▶ Task objective: Extract every line below, verbatim.

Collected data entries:
###

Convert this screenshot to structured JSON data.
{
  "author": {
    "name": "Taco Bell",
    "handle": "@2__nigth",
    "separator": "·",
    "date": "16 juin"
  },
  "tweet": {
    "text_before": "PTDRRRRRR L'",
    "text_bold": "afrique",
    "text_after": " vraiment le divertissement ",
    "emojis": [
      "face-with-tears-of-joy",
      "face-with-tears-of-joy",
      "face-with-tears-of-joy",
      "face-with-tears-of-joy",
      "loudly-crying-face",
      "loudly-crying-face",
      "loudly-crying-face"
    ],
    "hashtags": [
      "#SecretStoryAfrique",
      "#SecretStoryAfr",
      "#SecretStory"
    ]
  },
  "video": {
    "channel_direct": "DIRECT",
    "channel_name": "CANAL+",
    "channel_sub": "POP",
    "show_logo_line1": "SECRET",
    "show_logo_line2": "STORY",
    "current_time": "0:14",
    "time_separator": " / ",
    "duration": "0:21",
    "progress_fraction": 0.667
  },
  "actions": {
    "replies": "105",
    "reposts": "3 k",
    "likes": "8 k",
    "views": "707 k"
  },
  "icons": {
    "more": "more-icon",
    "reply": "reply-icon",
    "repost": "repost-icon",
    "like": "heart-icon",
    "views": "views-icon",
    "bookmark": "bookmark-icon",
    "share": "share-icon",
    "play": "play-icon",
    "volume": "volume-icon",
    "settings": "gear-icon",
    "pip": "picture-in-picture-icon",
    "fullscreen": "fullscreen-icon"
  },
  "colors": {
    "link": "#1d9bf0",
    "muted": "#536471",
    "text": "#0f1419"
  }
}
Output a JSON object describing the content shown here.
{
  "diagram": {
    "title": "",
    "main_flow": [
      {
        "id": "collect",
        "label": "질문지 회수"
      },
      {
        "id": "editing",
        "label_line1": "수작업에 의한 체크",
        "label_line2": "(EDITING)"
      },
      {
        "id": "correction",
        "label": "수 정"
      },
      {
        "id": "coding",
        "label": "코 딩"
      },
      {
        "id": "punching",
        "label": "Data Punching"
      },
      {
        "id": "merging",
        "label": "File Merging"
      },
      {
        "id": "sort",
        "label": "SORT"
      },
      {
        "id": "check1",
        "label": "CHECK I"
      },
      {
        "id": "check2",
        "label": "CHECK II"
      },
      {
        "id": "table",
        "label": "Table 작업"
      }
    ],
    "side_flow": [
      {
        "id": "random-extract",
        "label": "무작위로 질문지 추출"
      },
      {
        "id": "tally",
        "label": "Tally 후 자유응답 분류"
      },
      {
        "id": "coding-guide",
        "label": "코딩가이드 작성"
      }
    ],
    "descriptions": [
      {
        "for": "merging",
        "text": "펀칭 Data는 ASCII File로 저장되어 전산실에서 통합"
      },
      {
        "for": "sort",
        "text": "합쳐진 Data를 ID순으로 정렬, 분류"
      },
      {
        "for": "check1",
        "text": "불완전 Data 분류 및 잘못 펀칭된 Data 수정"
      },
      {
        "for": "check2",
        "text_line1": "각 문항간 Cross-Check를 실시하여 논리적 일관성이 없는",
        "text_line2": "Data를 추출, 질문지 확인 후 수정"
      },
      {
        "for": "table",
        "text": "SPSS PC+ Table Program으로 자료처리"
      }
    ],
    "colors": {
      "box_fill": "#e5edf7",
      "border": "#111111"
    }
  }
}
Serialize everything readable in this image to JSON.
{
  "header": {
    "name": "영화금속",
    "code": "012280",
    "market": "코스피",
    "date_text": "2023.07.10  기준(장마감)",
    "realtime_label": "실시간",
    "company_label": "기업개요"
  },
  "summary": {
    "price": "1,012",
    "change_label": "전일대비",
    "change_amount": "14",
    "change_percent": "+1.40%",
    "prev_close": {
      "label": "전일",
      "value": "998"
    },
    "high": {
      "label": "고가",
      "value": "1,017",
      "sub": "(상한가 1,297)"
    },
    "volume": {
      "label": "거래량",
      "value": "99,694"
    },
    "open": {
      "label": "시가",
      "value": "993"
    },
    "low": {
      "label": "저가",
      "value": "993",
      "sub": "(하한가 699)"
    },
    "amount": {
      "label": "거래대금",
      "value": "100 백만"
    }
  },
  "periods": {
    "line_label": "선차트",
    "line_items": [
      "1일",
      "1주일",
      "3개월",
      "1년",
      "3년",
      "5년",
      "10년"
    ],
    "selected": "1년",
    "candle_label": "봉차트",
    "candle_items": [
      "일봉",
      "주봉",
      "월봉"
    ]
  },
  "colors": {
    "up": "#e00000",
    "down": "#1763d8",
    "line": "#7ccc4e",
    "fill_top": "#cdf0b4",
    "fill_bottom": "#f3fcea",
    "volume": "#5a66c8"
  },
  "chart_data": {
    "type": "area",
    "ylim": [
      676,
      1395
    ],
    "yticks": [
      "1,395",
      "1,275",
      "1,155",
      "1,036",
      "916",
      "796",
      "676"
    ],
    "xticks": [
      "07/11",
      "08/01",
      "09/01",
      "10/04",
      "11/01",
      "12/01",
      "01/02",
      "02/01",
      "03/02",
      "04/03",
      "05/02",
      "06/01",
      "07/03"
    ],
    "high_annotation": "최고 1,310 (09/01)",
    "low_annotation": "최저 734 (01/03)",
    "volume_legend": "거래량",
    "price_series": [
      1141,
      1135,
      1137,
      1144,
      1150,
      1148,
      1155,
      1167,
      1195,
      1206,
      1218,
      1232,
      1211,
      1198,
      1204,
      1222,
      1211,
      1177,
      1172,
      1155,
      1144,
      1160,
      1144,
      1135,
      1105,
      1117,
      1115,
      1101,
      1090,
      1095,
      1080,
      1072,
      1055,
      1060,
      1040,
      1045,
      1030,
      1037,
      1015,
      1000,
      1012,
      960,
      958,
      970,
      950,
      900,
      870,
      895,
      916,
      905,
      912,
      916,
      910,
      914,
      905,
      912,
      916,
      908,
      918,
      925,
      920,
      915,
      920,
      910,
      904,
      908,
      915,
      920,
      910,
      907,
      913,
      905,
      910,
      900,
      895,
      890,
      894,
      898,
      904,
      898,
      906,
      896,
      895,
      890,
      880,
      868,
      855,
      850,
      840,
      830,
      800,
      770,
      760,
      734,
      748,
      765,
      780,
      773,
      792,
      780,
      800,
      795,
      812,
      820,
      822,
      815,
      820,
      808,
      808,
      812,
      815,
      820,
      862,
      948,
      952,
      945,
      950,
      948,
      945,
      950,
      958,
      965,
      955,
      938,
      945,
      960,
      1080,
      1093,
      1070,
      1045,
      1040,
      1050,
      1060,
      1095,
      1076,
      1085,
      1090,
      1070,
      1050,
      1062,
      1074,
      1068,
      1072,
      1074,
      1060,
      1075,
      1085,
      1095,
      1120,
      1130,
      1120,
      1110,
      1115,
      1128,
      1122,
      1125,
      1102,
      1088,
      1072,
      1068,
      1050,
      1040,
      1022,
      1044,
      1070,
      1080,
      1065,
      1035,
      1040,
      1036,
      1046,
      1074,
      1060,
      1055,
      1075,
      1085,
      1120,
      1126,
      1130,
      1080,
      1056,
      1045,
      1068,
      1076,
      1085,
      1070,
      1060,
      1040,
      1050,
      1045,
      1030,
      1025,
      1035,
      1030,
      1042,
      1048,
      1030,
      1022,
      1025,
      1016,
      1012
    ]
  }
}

###

▶ Completed exercise:
Convert this screenshot to structured JSON data.
{
  "author": {
    "name": "Taco Bell",
    "handle": "@2__nigth",
    "separator": "·",
    "date": "16 juin"
  },
  "tweet": {
    "text_before": "PTDRRRRRR L'",
    "text_bold": "afrique",
    "text_after": " vraiment le divertissement ",
    "emojis": [
      "face-with-tears-of-joy",
      "face-with-tears-of-joy",
      "face-with-tears-of-joy",
      "face-with-tears-of-joy",
      "loudly-crying-face",
      "loudly-crying-face",
      "loudly-crying-face"
    ],
    "hashtags": [
      "#SecretStoryAfrique",
      "#SecretStoryAfr",
      "#SecretStory"
    ]
  },
  "video": {
    "channel_direct": "DIRECT",
    "channel_name": "CANAL+",
    "channel_sub": "POP",
    "show_logo_line1": "SECRET",
    "show_logo_line2": "STORY",
    "current_time": "0:14",
    "time_separator": " / ",
    "duration": "0:21",
    "progress_fraction": 0.667
  },
  "actions": {
    "replies": "105",
    "reposts": "3 k",
    "likes": "8 k",
    "views": "707 k"
  },
  "icons": {
    "more": "more-icon",
    "reply": "reply-icon",
    "repost": "repost-icon",
    "like": "heart-icon",
    "views": "views-icon",
    "bookmark": "bookmark-icon",
    "share": "share-icon",
    "play": "play-icon",
    "volume": "volume-icon",
    "settings": "gear-icon",
    "pip": "picture-in-picture-icon",
    "fullscreen": "fullscreen-icon"
  },
  "colors": {
    "link": "#1d9bf0",
    "muted": "#536471",
    "text": "#0f1419"
  }
}
Output a JSON object describing the content shown here.
{
  "diagram": {
    "title": "",
    "main_flow": [
      {
        "id": "collect",
        "label": "질문지 회수"
      },
      {
        "id": "editing",
        "label_line1": "수작업에 의한 체크",
        "label_line2": "(EDITING)"
      },
      {
        "id": "correction",
        "label": "수 정"
      },
      {
        "id": "coding",
        "label": "코 딩"
      },
      {
        "id": "punching",
        "label": "Data Punching"
      },
      {
        "id": "merging",
        "label": "File Merging"
      },
      {
        "id": "sort",
        "label": "SORT"
      },
      {
        "id": "check1",
        "label": "CHECK I"
      },
      {
        "id": "check2",
        "label": "CHECK II"
      },
      {
        "id": "table",
        "label": "Table 작업"
      }
    ],
    "side_flow": [
      {
        "id": "random-extract",
        "label": "무작위로 질문지 추출"
      },
      {
        "id": "tally",
        "label": "Tally 후 자유응답 분류"
      },
      {
        "id": "coding-guide",
        "label": "코딩가이드 작성"
      }
    ],
    "descriptions": [
      {
        "for": "merging",
        "text": "펀칭 Data는 ASCII File로 저장되어 전산실에서 통합"
      },
      {
        "for": "sort",
        "text": "합쳐진 Data를 ID순으로 정렬, 분류"
      },
      {
        "for": "check1",
        "text": "불완전 Data 분류 및 잘못 펀칭된 Data 수정"
      },
      {
        "for": "check2",
        "text_line1": "각 문항간 Cross-Check를 실시하여 논리적 일관성이 없는",
        "text_line2": "Data를 추출, 질문지 확인 후 수정"
      },
      {
        "for": "table",
        "text": "SPSS PC+ Table Program으로 자료처리"
      }
    ],
    "colors": {
      "box_fill": "#e5edf7",
      "border": "#111111"
    }
  }
}
Serialize everything readable in this image to JSON.
{
  "header": {
    "name": "영화금속",
    "code": "012280",
    "market": "코스피",
    "date_text": "2023.07.10  기준(장마감)",
    "realtime_label": "실시간",
    "company_label": "기업개요"
  },
  "summary": {
    "price": "1,012",
    "change_label": "전일대비",
    "change_amount": "14",
    "change_percent": "+1.40%",
    "prev_close": {
      "label": "전일",
      "value": "998"
    },
    "high": {
      "label": "고가",
      "value": "1,017",
      "sub": "(상한가 1,297)"
    },
    "volume": {
      "label": "거래량",
      "value": "99,694"
    },
    "open": {
      "label": "시가",
      "value": "993"
    },
    "low": {
      "label": "저가",
      "value": "993",
      "sub": "(하한가 699)"
    },
    "amount": {
      "label": "거래대금",
      "value": "100 백만"
    }
  },
  "periods": {
    "line_label": "선차트",
    "line_items": [
      "1일",
      "1주일",
      "3개월",
      "1년",
      "3년",
      "5년",
      "10년"
    ],
    "selected": "1년",
    "candle_label": "봉차트",
    "candle_items": [
      "일봉",
      "주봉",
      "월봉"
    ]
  },
  "colors": {
    "up": "#e00000",
    "down": "#1763d8",
    "line": "#7ccc4e",
    "fill_top": "#cdf0b4",
    "fill_bottom": "#f3fcea",
    "volume": "#5a66c8"
  },
  "chart_data": {
    "type": "area",
    "ylim": [
      676,
      1395
    ],
    "yticks": [
      "1,395",
      "1,275",
      "1,155",
      "1,036",
      "916",
      "796",
      "676"
    ],
    "xticks": [
      "07/11",
      "08/01",
      "09/01",
      "10/04",
      "11/01",
      "12/01",
      "01/02",
      "02/01",
      "03/02",
      "04/03",
      "05/02",
      "06/01",
      "07/03"
    ],
    "high_annotation": "최고 1,310 (09/01)",
    "low_annotation": "최저 734 (01/03)",
    "volume_legend": "거래량",
    "price_series": [
      1141,
      1135,
      1137,
      1144,
      1150,
      1148,
      1155,
      1167,
      1195,
      1206,
      1218,
      1232,
      1211,
      1198,
      1204,
      1222,
      1211,
      1177,
      1172,
      1155,
      1144,
      1160,
      1144,
      1135,
      1105,
      1117,
      1115,
      1101,
      1090,
      1095,
      1080,
      1072,
      1055,
      1060,
      1040,
      1045,
      1030,
      1037,
      1015,
      1000,
      1012,
      960,
      958,
      970,
      950,
      900,
      870,
      895,
      916,
      905,
      912,
      916,
      910,
      914,
      905,
      912,
      916,
      908,
      918,
      925,
      920,
      915,
      920,
      910,
      904,
      908,
      915,
      920,
      910,
      907,
      913,
      905,
      910,
      900,
      895,
      890,
      894,
      898,
      904,
      898,
      906,
      896,
      895,
      890,
      880,
      868,
      855,
      850,
      840,
      830,
      800,
      770,
      760,
      734,
      748,
      765,
      780,
      773,
      792,
      780,
      800,
      795,
      812,
      820,
      822,
      815,
      820,
      808,
      808,
      812,
      815,
      820,
      862,
      948,
      952,
      945,
      950,
      948,
      945,
      950,
      958,
      965,
      955,
      938,
      945,
      960,
      1080,
      1093,
      1070,
      1045,
      1040,
      1050,
      1060,
      1095,
      1076,
      1085,
      1090,
      1070,
      1050,
      1062,
      1074,
      1068,
      1072,
      1074,
      1060,
      1075,
      1085,
      1095,
      1120,
      1130,
      1120,
      1110,
      1115,
      1128,
      1122,
      1125,
      1102,
      1088,
      1072,
      1068,
      1050,
      1040,
      1022,
      1044,
      1070,
      1080,
      1065,
      1035,
      1040,
      1036,
      1046,
      1074,
      1060,
      1055,
      1075,
      1085,
      1120,
      1126,
      1130,
      1080,
      1056,
      1045,
      1068,
      1076,
      1085,
      1070,
      1060,
      1040,
      1050,
      1045,
      1030,
      1025,
      1035,
      1030,
      1042,
      1048,
      1030,
      1022,
      1025,
      1016,
      1012
    ]
  }
}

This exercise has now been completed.